-- Start SUPPLIED RECORDS --
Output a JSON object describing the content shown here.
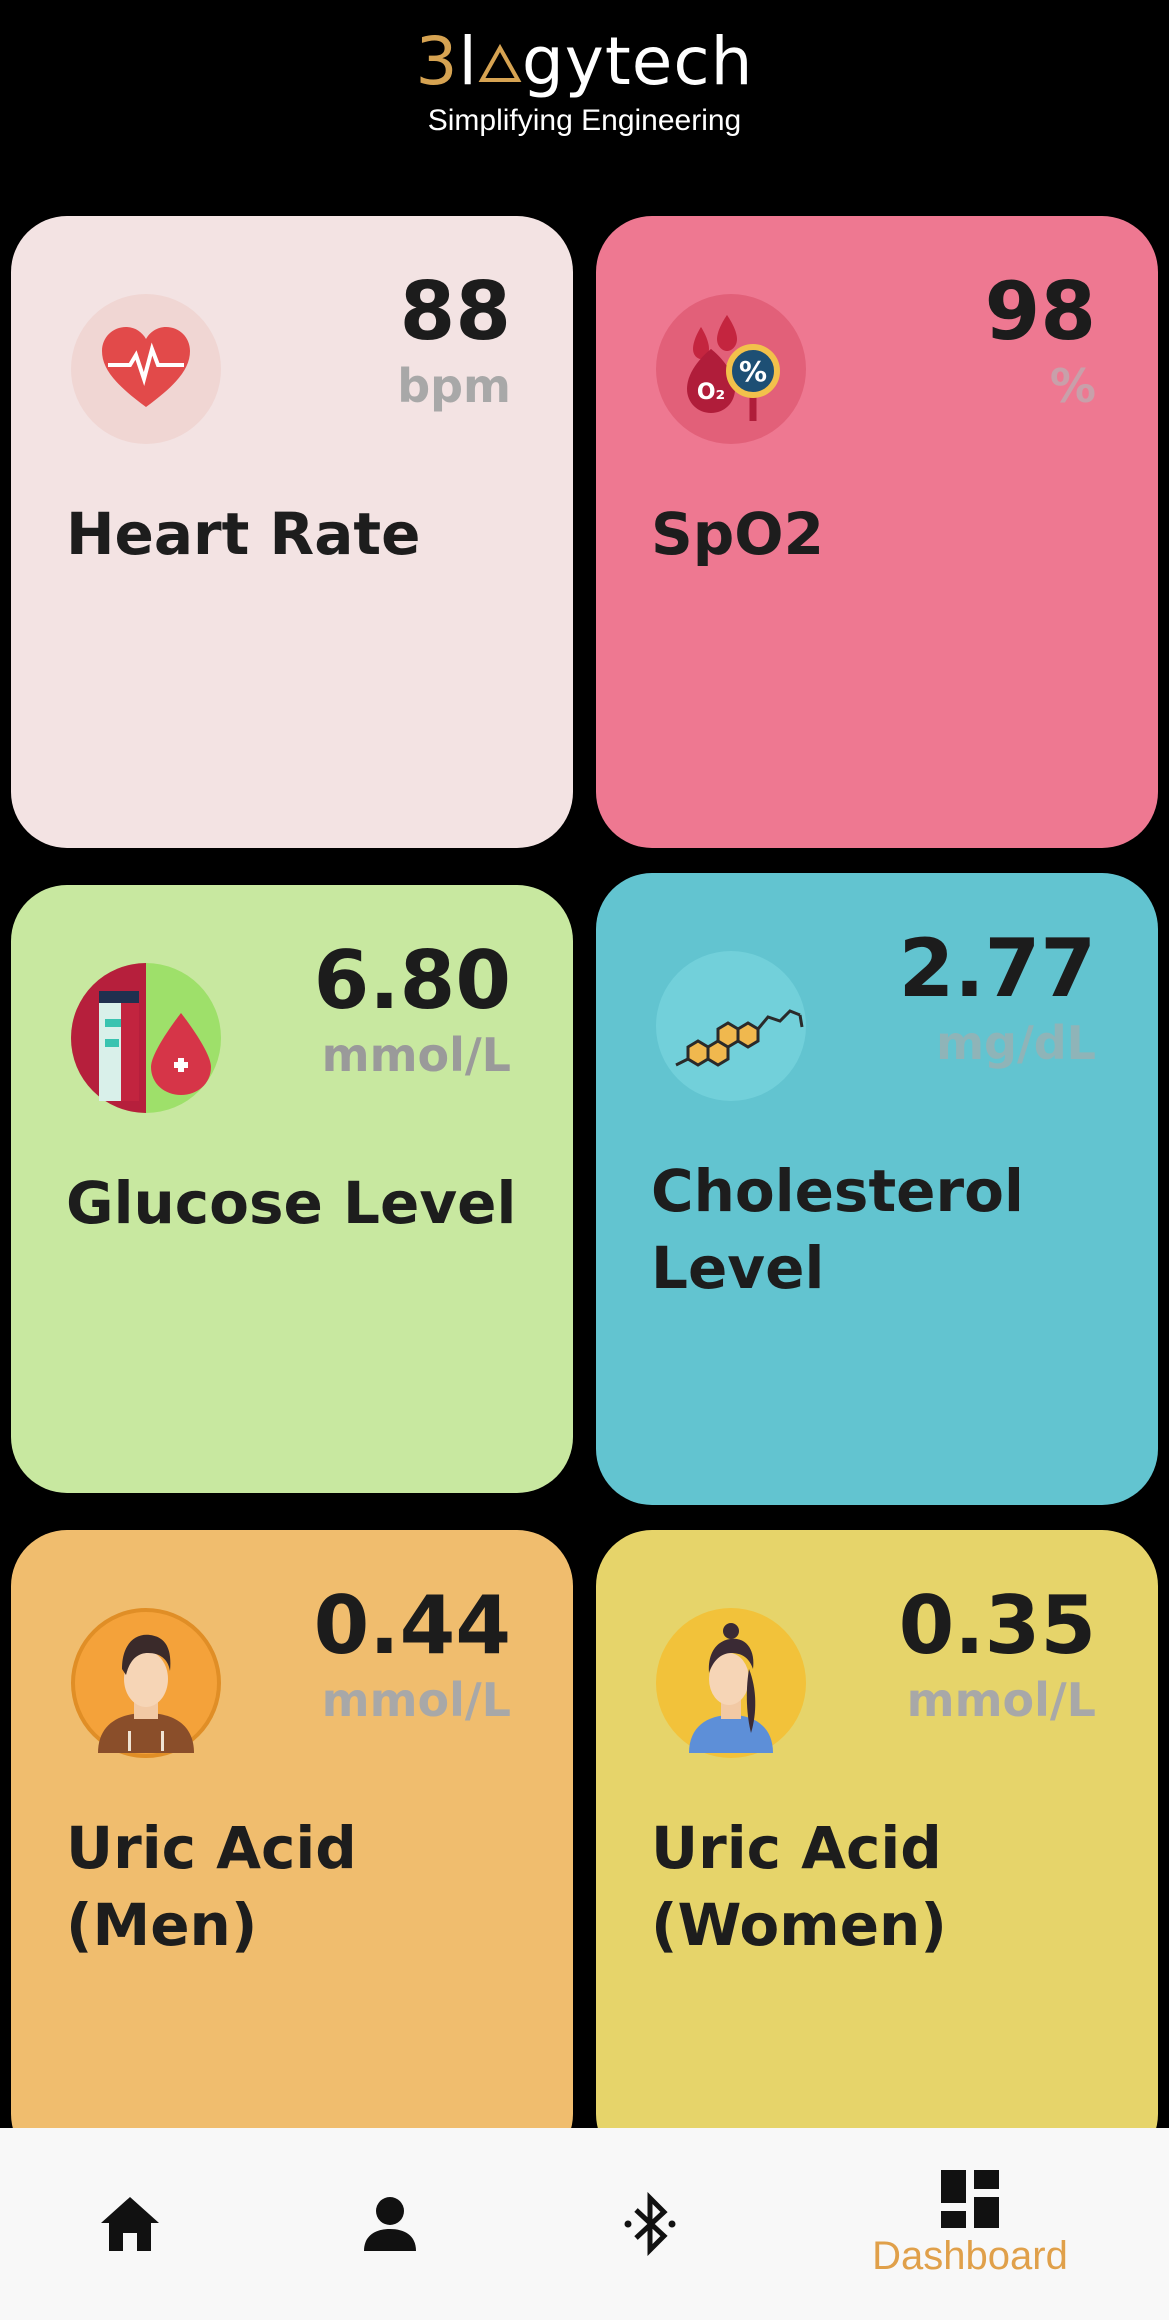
{
  "header": {
    "logo_prefix": "3l",
    "logo_suffix": "gytech",
    "tagline": "Simplifying Engineering"
  },
  "cards": [
    {
      "value": "88",
      "unit": "bpm",
      "title": "Heart Rate",
      "bg": "#f3e3e3",
      "icon": "heart-rate-icon"
    },
    {
      "value": "98",
      "unit": "%",
      "title": "SpO2",
      "bg": "#ee7891",
      "icon": "oxygen-drop-icon"
    },
    {
      "value": "6.80",
      "unit": "mmol/L",
      "title": "Glucose Level",
      "bg": "#c8e8a0",
      "icon": "glucose-blood-icon"
    },
    {
      "value": "2.77",
      "unit": "mg/dL",
      "title": "Cholesterol Level",
      "bg": "#62c4d0",
      "icon": "molecule-icon"
    },
    {
      "value": "0.44",
      "unit": "mmol/L",
      "title": "Uric Acid (Men)",
      "bg": "#f0bd6e",
      "icon": "man-avatar-icon"
    },
    {
      "value": "0.35",
      "unit": "mmol/L",
      "title": "Uric Acid (Women)",
      "bg": "#e6d46a",
      "icon": "woman-avatar-icon"
    }
  ],
  "nav": {
    "items": [
      {
        "icon": "home-icon",
        "label": ""
      },
      {
        "icon": "person-icon",
        "label": ""
      },
      {
        "icon": "bluetooth-icon",
        "label": ""
      },
      {
        "icon": "dashboard-icon",
        "label": "Dashboard"
      }
    ],
    "active_color": "#e0a04a"
  }
}
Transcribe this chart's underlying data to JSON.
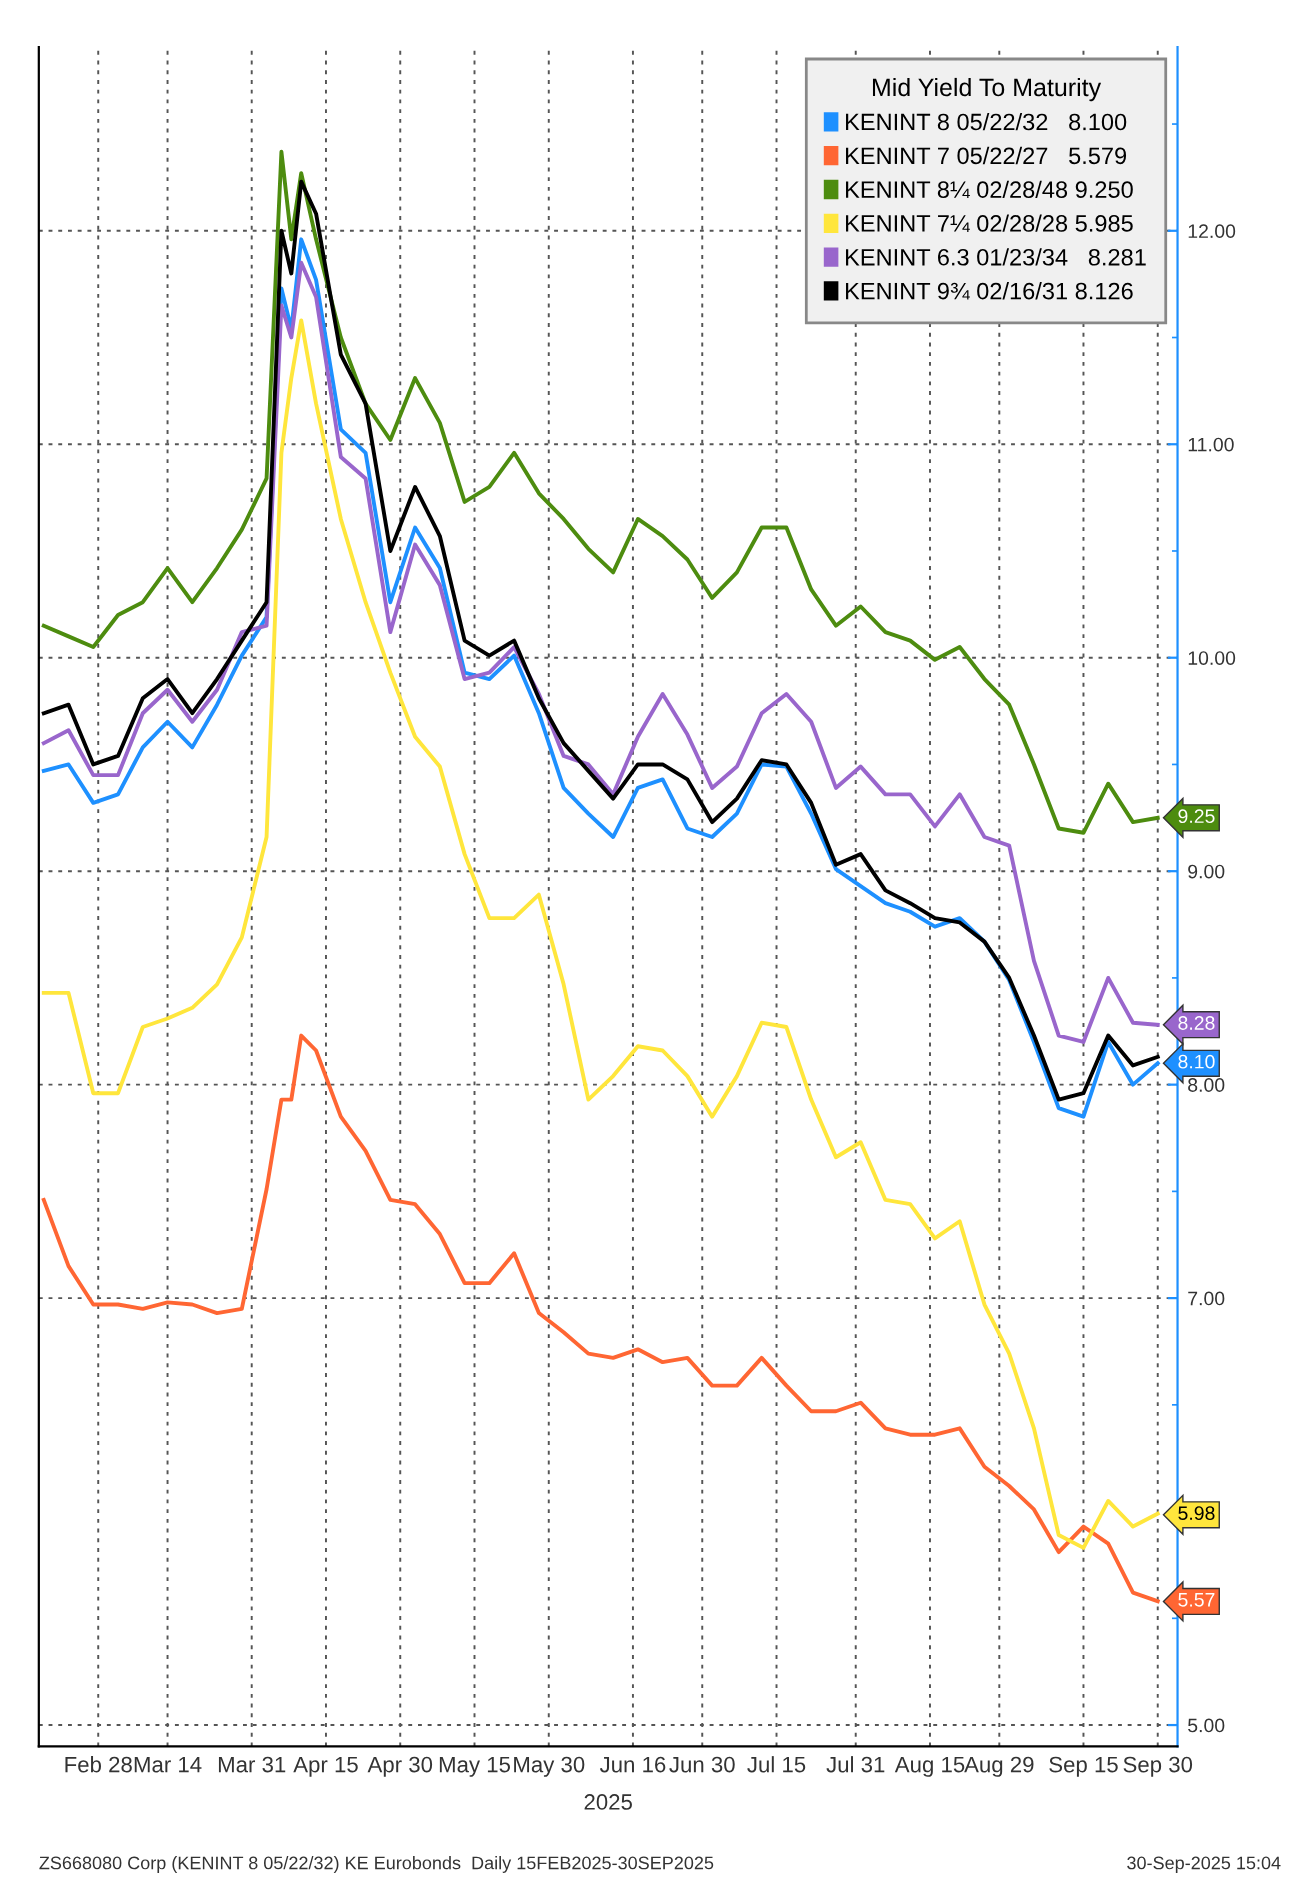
{
  "chart_data": {
    "type": "line",
    "legend_title": "Mid Yield To Maturity",
    "xlabel": "2025",
    "x": [
      "2025-02-17",
      "2025-02-22",
      "2025-02-27",
      "2025-03-04",
      "2025-03-09",
      "2025-03-14",
      "2025-03-19",
      "2025-03-24",
      "2025-03-29",
      "2025-04-03",
      "2025-04-06",
      "2025-04-08",
      "2025-04-10",
      "2025-04-13",
      "2025-04-18",
      "2025-04-23",
      "2025-04-28",
      "2025-05-03",
      "2025-05-08",
      "2025-05-13",
      "2025-05-18",
      "2025-05-23",
      "2025-05-28",
      "2025-06-02",
      "2025-06-07",
      "2025-06-12",
      "2025-06-17",
      "2025-06-22",
      "2025-06-27",
      "2025-07-02",
      "2025-07-07",
      "2025-07-12",
      "2025-07-17",
      "2025-07-22",
      "2025-07-27",
      "2025-08-01",
      "2025-08-06",
      "2025-08-11",
      "2025-08-16",
      "2025-08-21",
      "2025-08-26",
      "2025-08-31",
      "2025-09-05",
      "2025-09-10",
      "2025-09-15",
      "2025-09-20",
      "2025-09-25",
      "2025-09-30"
    ],
    "series": [
      {
        "name": "KENINT 8 05/22/32   8.100",
        "color": "#1e90ff",
        "values": [
          9.47,
          9.5,
          9.32,
          9.36,
          9.58,
          9.7,
          9.58,
          9.78,
          10.01,
          10.19,
          11.73,
          11.54,
          11.96,
          11.77,
          11.07,
          10.96,
          10.26,
          10.61,
          10.42,
          9.93,
          9.9,
          10.01,
          9.74,
          9.39,
          9.27,
          9.16,
          9.39,
          9.43,
          9.2,
          9.16,
          9.27,
          9.5,
          9.49,
          9.27,
          9.01,
          8.93,
          8.85,
          8.81,
          8.74,
          8.78,
          8.67,
          8.49,
          8.2,
          7.89,
          7.85,
          8.2,
          8.0,
          8.1
        ]
      },
      {
        "name": "KENINT 7 05/22/27   5.579",
        "color": "#ff6633",
        "values": [
          7.46,
          7.15,
          6.97,
          6.97,
          6.95,
          6.98,
          6.97,
          6.93,
          6.95,
          7.51,
          7.93,
          7.93,
          8.23,
          8.16,
          7.85,
          7.69,
          7.46,
          7.44,
          7.3,
          7.07,
          7.07,
          7.21,
          6.93,
          6.84,
          6.74,
          6.72,
          6.76,
          6.7,
          6.72,
          6.59,
          6.59,
          6.72,
          6.59,
          6.47,
          6.47,
          6.51,
          6.39,
          6.36,
          6.36,
          6.39,
          6.21,
          6.12,
          6.01,
          5.81,
          5.93,
          5.85,
          5.62,
          5.58
        ]
      },
      {
        "name": "KENINT 8¼ 02/28/48 9.250",
        "color": "#4d8c0f",
        "values": [
          10.15,
          10.1,
          10.05,
          10.2,
          10.26,
          10.42,
          10.26,
          10.42,
          10.6,
          10.84,
          12.37,
          11.96,
          12.27,
          11.96,
          11.5,
          11.19,
          11.02,
          11.31,
          11.1,
          10.73,
          10.8,
          10.96,
          10.77,
          10.65,
          10.51,
          10.4,
          10.65,
          10.57,
          10.46,
          10.28,
          10.4,
          10.61,
          10.61,
          10.32,
          10.15,
          10.24,
          10.12,
          10.08,
          9.99,
          10.05,
          9.9,
          9.78,
          9.5,
          9.2,
          9.18,
          9.41,
          9.23,
          9.25
        ]
      },
      {
        "name": "KENINT 7¼ 02/28/28 5.985",
        "color": "#ffe63c",
        "values": [
          8.43,
          8.43,
          7.96,
          7.96,
          8.27,
          8.31,
          8.36,
          8.47,
          8.69,
          9.16,
          10.96,
          11.31,
          11.58,
          11.19,
          10.65,
          10.26,
          9.93,
          9.63,
          9.49,
          9.08,
          8.78,
          8.78,
          8.89,
          8.47,
          7.93,
          8.04,
          8.18,
          8.16,
          8.04,
          7.85,
          8.04,
          8.29,
          8.27,
          7.93,
          7.66,
          7.73,
          7.46,
          7.44,
          7.28,
          7.36,
          6.97,
          6.74,
          6.39,
          5.89,
          5.83,
          6.05,
          5.93,
          5.99
        ]
      },
      {
        "name": "KENINT 6.3 01/23/34   8.281",
        "color": "#9966cc",
        "values": [
          9.6,
          9.66,
          9.45,
          9.45,
          9.74,
          9.85,
          9.7,
          9.85,
          10.12,
          10.15,
          11.65,
          11.5,
          11.85,
          11.69,
          10.94,
          10.84,
          10.12,
          10.53,
          10.34,
          9.9,
          9.93,
          10.05,
          9.83,
          9.54,
          9.5,
          9.36,
          9.63,
          9.83,
          9.64,
          9.39,
          9.49,
          9.74,
          9.83,
          9.7,
          9.39,
          9.49,
          9.36,
          9.36,
          9.21,
          9.36,
          9.16,
          9.12,
          8.58,
          8.23,
          8.2,
          8.5,
          8.29,
          8.28
        ]
      },
      {
        "name": "KENINT 9¾ 02/16/31 8.126",
        "color": "#000000",
        "values": [
          9.74,
          9.78,
          9.5,
          9.54,
          9.81,
          9.9,
          9.74,
          9.9,
          10.08,
          10.26,
          12.0,
          11.8,
          12.23,
          12.08,
          11.42,
          11.19,
          10.5,
          10.8,
          10.57,
          10.08,
          10.01,
          10.08,
          9.81,
          9.6,
          9.47,
          9.34,
          9.5,
          9.5,
          9.43,
          9.23,
          9.34,
          9.52,
          9.5,
          9.32,
          9.03,
          9.08,
          8.91,
          8.85,
          8.78,
          8.76,
          8.67,
          8.5,
          8.23,
          7.93,
          7.96,
          8.23,
          8.09,
          8.13
        ]
      }
    ],
    "xlim": [
      "2025-02-16",
      "2025-10-04"
    ],
    "xticks": [
      {
        "value": "2025-02-28",
        "label": "Feb 28"
      },
      {
        "value": "2025-03-14",
        "label": "Mar 14"
      },
      {
        "value": "2025-03-31",
        "label": "Mar 31"
      },
      {
        "value": "2025-04-15",
        "label": "Apr 15"
      },
      {
        "value": "2025-04-30",
        "label": "Apr 30"
      },
      {
        "value": "2025-05-15",
        "label": "May 15"
      },
      {
        "value": "2025-05-30",
        "label": "May 30"
      },
      {
        "value": "2025-06-16",
        "label": "Jun 16"
      },
      {
        "value": "2025-06-30",
        "label": "Jun 30"
      },
      {
        "value": "2025-07-15",
        "label": "Jul 15"
      },
      {
        "value": "2025-07-31",
        "label": "Jul 31"
      },
      {
        "value": "2025-08-15",
        "label": "Aug 15"
      },
      {
        "value": "2025-08-29",
        "label": "Aug 29"
      },
      {
        "value": "2025-09-15",
        "label": "Sep 15"
      },
      {
        "value": "2025-09-30",
        "label": "Sep 30"
      }
    ],
    "ylim": [
      4.9,
      12.86
    ],
    "yticks": [
      {
        "value": 5,
        "label": "5.00"
      },
      {
        "value": 5.5,
        "label": null
      },
      {
        "value": 6,
        "label": null
      },
      {
        "value": 6.5,
        "label": null
      },
      {
        "value": 7,
        "label": "7.00"
      },
      {
        "value": 7.5,
        "label": null
      },
      {
        "value": 8,
        "label": "8.00"
      },
      {
        "value": 8.5,
        "label": null
      },
      {
        "value": 9,
        "label": "9.00"
      },
      {
        "value": 9.5,
        "label": null
      },
      {
        "value": 10,
        "label": "10.00"
      },
      {
        "value": 10.5,
        "label": null
      },
      {
        "value": 11,
        "label": "11.00"
      },
      {
        "value": 11.5,
        "label": null
      },
      {
        "value": 12,
        "label": "12.00"
      },
      {
        "value": 12.5,
        "label": null
      }
    ],
    "grid": true,
    "legend": "top right",
    "line_style": "solid",
    "annotations": [
      {
        "text": "9.25",
        "x": "2025-09-30",
        "y": 9.25
      },
      {
        "text": "8.28",
        "x": "2025-09-30",
        "y": 8.281
      },
      {
        "text": "8.10",
        "x": "2025-09-30",
        "y": 8.1
      },
      {
        "text": "5.98",
        "x": "2025-09-30",
        "y": 5.985
      },
      {
        "text": "5.57",
        "x": "2025-09-30",
        "y": 5.579
      },
      "ZS668080 Corp (KENINT 8 05/22/32) KE Eurobonds  Daily 15FEB2025-30SEP2025",
      "30-Sep-2025 15:04"
    ]
  }
}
-- End SUPPLIED RECORDS --
▸ **WHAT THIS TASK INVOLVES**
Using the material above, gather every line that includes "icon".

▸ **WORKED ANSWER**
      "icon": "heart-rate-icon"
      "icon": "oxygen-drop-icon"
      "icon": "glucose-blood-icon"
      "icon": "molecule-icon"
      "icon": "man-avatar-icon"
      "icon": "woman-avatar-icon"
        "icon": "home-icon",
        "icon": "person-icon",
        "icon": "bluetooth-icon",
        "icon": "dashboard-icon",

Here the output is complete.